Extracted data entries
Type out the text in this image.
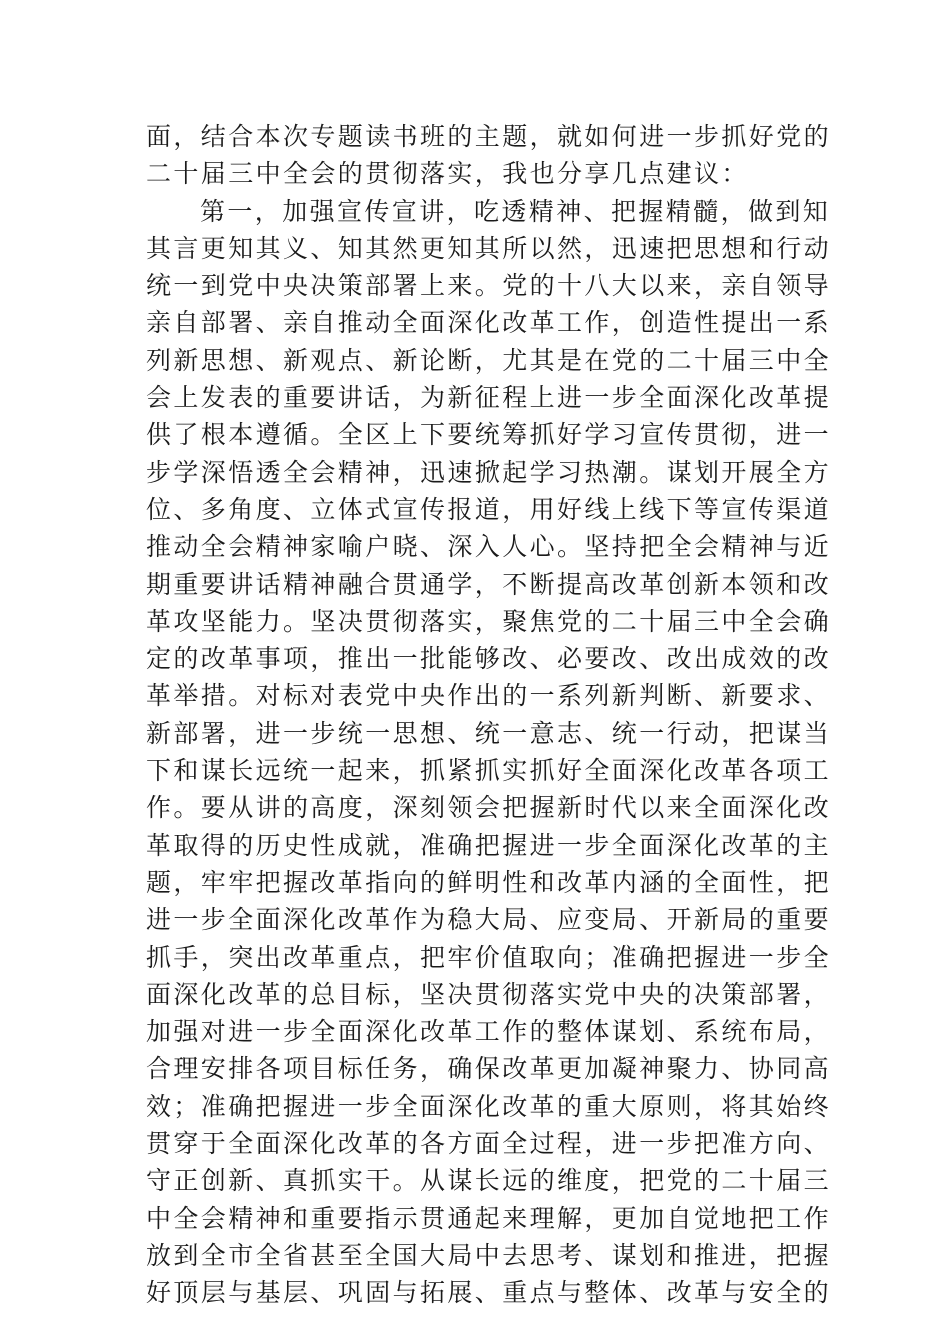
面，结合本次专题读书班的主题，就如何进一步抓好党的
二十届三中全会的贯彻落实，我也分享几点建议：
第一，加强宣传宣讲，吃透精神、把握精髓，做到知
其言更知其义、知其然更知其所以然，迅速把思想和行动
统一到党中央决策部署上来。党的十八大以来，亲自领导
亲自部署、亲自推动全面深化改革工作，创造性提出一系
列新思想、新观点、新论断，尤其是在党的二十届三中全
会上发表的重要讲话，为新征程上进一步全面深化改革提
供了根本遵循。全区上下要统筹抓好学习宣传贯彻，进一
步学深悟透全会精神，迅速掀起学习热潮。谋划开展全方
位、多角度、立体式宣传报道，用好线上线下等宣传渠道
推动全会精神家喻户晓、深入人心。坚持把全会精神与近
期重要讲话精神融合贯通学，不断提高改革创新本领和改
革攻坚能力。坚决贯彻落实，聚焦党的二十届三中全会确
定的改革事项，推出一批能够改、必要改、改出成效的改
革举措。对标对表党中央作出的一系列新判断、新要求、
新部署，进一步统一思想、统一意志、统一行动，把谋当
下和谋长远统一起来，抓紧抓实抓好全面深化改革各项工
作。要从讲的高度，深刻领会把握新时代以来全面深化改
革取得的历史性成就，准确把握进一步全面深化改革的主
题，牢牢把握改革指向的鲜明性和改革内涵的全面性，把
进一步全面深化改革作为稳大局、应变局、开新局的重要
抓手，突出改革重点，把牢价值取向；准确把握进一步全
面深化改革的总目标，坚决贯彻落实党中央的决策部署，
加强对进一步全面深化改革工作的整体谋划、系统布局，
合理安排各项目标任务，确保改革更加凝神聚力、协同高
效；准确把握进一步全面深化改革的重大原则，将其始终
贯穿于全面深化改革的各方面全过程，进一步把准方向、
守正创新、真抓实干。从谋长远的维度，把党的二十届三
中全会精神和重要指示贯通起来理解，更加自觉地把工作
放到全市全省甚至全国大局中去思考、谋划和推进，把握
好顶层与基层、巩固与拓展、重点与整体、改革与安全的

JOB
Set the pictures aside and transcribe the data above exactly.

THE REPLY
Type out the text in this image.
面，结合本次专题读书班的主题，就如何进一步抓好党的
二十届三中全会的贯彻落实，我也分享几点建议：
第一，加强宣传宣讲，吃透精神、把握精髓，做到知
其言更知其义、知其然更知其所以然，迅速把思想和行动
统一到党中央决策部署上来。党的十八大以来，亲自领导
亲自部署、亲自推动全面深化改革工作，创造性提出一系
列新思想、新观点、新论断，尤其是在党的二十届三中全
会上发表的重要讲话，为新征程上进一步全面深化改革提
供了根本遵循。全区上下要统筹抓好学习宣传贯彻，进一
步学深悟透全会精神，迅速掀起学习热潮。谋划开展全方
位、多角度、立体式宣传报道，用好线上线下等宣传渠道
推动全会精神家喻户晓、深入人心。坚持把全会精神与近
期重要讲话精神融合贯通学，不断提高改革创新本领和改
革攻坚能力。坚决贯彻落实，聚焦党的二十届三中全会确
定的改革事项，推出一批能够改、必要改、改出成效的改
革举措。对标对表党中央作出的一系列新判断、新要求、
新部署，进一步统一思想、统一意志、统一行动，把谋当
下和谋长远统一起来，抓紧抓实抓好全面深化改革各项工
作。要从讲的高度，深刻领会把握新时代以来全面深化改
革取得的历史性成就，准确把握进一步全面深化改革的主
题，牢牢把握改革指向的鲜明性和改革内涵的全面性，把
进一步全面深化改革作为稳大局、应变局、开新局的重要
抓手，突出改革重点，把牢价值取向；准确把握进一步全
面深化改革的总目标，坚决贯彻落实党中央的决策部署，
加强对进一步全面深化改革工作的整体谋划、系统布局，
合理安排各项目标任务，确保改革更加凝神聚力、协同高
效；准确把握进一步全面深化改革的重大原则，将其始终
贯穿于全面深化改革的各方面全过程，进一步把准方向、
守正创新、真抓实干。从谋长远的维度，把党的二十届三
中全会精神和重要指示贯通起来理解，更加自觉地把工作
放到全市全省甚至全国大局中去思考、谋划和推进，把握
好顶层与基层、巩固与拓展、重点与整体、改革与安全的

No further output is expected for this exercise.